— begin —

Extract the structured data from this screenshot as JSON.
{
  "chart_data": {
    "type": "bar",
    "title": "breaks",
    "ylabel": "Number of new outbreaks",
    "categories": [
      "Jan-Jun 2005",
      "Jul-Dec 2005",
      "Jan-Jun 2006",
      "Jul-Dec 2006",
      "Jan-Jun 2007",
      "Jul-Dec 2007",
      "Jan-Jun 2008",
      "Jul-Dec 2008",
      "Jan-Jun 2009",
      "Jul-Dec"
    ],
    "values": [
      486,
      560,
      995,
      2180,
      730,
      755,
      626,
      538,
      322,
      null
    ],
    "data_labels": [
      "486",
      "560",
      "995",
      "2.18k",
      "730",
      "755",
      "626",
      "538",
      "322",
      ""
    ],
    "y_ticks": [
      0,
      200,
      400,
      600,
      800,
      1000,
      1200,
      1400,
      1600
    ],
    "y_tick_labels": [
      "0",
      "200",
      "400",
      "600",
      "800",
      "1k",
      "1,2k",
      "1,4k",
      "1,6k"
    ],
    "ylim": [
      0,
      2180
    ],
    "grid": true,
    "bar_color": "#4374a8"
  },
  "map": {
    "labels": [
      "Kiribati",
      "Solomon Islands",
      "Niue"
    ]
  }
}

— end —

YOUR OBJECTIVE
Faithfully transcribe the whole of the data.

FULL RESPONSE
Extract the structured data from this screenshot as JSON.
{
  "chart_data": {
    "type": "bar",
    "title": "breaks",
    "ylabel": "Number of new outbreaks",
    "categories": [
      "Jan-Jun 2005",
      "Jul-Dec 2005",
      "Jan-Jun 2006",
      "Jul-Dec 2006",
      "Jan-Jun 2007",
      "Jul-Dec 2007",
      "Jan-Jun 2008",
      "Jul-Dec 2008",
      "Jan-Jun 2009",
      "Jul-Dec"
    ],
    "values": [
      486,
      560,
      995,
      2180,
      730,
      755,
      626,
      538,
      322,
      null
    ],
    "data_labels": [
      "486",
      "560",
      "995",
      "2.18k",
      "730",
      "755",
      "626",
      "538",
      "322",
      ""
    ],
    "y_ticks": [
      0,
      200,
      400,
      600,
      800,
      1000,
      1200,
      1400,
      1600
    ],
    "y_tick_labels": [
      "0",
      "200",
      "400",
      "600",
      "800",
      "1k",
      "1,2k",
      "1,4k",
      "1,6k"
    ],
    "ylim": [
      0,
      2180
    ],
    "grid": true,
    "bar_color": "#4374a8"
  },
  "map": {
    "labels": [
      "Kiribati",
      "Solomon Islands",
      "Niue"
    ]
  }
}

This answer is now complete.